» **TASK DETAILS**:
In the following material, identify every line holding the string "JSON" and return it.

(Dataset entries on figures)
------------------------------------

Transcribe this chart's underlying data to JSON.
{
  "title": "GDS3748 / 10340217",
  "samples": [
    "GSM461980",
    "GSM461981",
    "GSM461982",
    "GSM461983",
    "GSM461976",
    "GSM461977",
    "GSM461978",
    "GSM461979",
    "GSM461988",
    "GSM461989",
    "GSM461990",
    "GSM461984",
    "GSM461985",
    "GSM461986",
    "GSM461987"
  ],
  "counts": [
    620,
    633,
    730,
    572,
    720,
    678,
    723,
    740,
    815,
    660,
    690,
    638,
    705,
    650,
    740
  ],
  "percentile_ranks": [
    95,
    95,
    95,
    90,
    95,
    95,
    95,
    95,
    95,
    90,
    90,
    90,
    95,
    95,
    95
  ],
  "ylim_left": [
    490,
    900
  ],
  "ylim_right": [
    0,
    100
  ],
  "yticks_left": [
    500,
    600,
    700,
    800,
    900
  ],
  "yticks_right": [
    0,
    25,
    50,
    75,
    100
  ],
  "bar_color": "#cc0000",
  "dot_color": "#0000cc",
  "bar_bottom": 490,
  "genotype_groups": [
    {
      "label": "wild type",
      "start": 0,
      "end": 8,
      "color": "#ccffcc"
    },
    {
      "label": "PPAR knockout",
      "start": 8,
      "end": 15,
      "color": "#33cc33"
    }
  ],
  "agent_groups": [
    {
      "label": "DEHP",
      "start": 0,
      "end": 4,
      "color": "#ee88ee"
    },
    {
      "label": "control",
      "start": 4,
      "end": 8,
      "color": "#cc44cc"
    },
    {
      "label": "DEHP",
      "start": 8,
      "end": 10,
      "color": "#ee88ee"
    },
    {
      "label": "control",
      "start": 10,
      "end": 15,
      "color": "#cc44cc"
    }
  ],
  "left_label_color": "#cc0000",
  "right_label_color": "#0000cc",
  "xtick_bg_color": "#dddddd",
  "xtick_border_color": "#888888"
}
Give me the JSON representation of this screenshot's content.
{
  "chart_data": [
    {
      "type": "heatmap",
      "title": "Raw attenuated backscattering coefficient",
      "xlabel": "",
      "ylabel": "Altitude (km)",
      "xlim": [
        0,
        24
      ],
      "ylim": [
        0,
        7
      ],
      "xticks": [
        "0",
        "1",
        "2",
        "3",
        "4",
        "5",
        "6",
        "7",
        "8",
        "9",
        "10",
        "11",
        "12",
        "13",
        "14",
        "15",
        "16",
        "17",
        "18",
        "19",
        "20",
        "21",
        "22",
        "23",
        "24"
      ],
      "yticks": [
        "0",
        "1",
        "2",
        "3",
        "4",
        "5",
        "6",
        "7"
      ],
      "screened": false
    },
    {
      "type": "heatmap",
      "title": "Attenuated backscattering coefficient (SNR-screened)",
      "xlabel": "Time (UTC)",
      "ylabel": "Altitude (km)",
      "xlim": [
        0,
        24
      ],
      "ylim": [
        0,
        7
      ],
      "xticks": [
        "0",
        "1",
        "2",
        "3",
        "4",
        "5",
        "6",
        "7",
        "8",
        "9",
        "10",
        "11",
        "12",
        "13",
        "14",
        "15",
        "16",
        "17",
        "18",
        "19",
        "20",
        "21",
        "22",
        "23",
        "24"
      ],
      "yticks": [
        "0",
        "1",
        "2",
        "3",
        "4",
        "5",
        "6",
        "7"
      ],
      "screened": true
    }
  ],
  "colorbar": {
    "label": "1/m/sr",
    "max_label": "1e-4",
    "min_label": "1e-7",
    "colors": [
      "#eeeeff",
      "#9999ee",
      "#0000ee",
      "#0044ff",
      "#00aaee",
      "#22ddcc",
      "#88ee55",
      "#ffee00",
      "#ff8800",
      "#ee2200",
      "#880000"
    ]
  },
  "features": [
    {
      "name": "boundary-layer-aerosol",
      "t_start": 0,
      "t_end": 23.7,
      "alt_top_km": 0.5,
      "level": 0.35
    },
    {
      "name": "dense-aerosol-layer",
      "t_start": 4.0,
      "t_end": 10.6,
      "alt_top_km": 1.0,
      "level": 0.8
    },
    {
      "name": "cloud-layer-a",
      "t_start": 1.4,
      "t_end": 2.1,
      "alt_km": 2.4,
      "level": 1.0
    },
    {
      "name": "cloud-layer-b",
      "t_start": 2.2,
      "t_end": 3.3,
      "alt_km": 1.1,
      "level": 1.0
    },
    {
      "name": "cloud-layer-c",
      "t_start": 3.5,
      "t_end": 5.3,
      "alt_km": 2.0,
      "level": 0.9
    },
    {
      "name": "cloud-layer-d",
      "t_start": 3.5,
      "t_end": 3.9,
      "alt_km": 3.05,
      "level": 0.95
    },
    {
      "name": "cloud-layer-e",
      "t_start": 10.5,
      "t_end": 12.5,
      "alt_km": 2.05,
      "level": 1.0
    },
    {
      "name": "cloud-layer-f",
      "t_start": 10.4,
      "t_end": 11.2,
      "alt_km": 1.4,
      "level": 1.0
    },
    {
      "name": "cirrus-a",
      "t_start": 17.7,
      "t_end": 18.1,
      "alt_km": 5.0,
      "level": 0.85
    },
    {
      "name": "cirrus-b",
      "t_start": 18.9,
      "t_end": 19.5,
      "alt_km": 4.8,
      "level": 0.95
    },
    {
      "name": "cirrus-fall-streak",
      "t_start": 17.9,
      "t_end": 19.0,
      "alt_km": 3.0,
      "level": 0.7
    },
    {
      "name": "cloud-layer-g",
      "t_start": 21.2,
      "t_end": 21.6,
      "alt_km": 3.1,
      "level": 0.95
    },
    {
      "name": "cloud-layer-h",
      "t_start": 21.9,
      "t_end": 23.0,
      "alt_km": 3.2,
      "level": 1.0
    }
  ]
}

------------------------------------

» **TASK RESPONSE**:
Transcribe this chart's underlying data to JSON.
Give me the JSON representation of this screenshot's content.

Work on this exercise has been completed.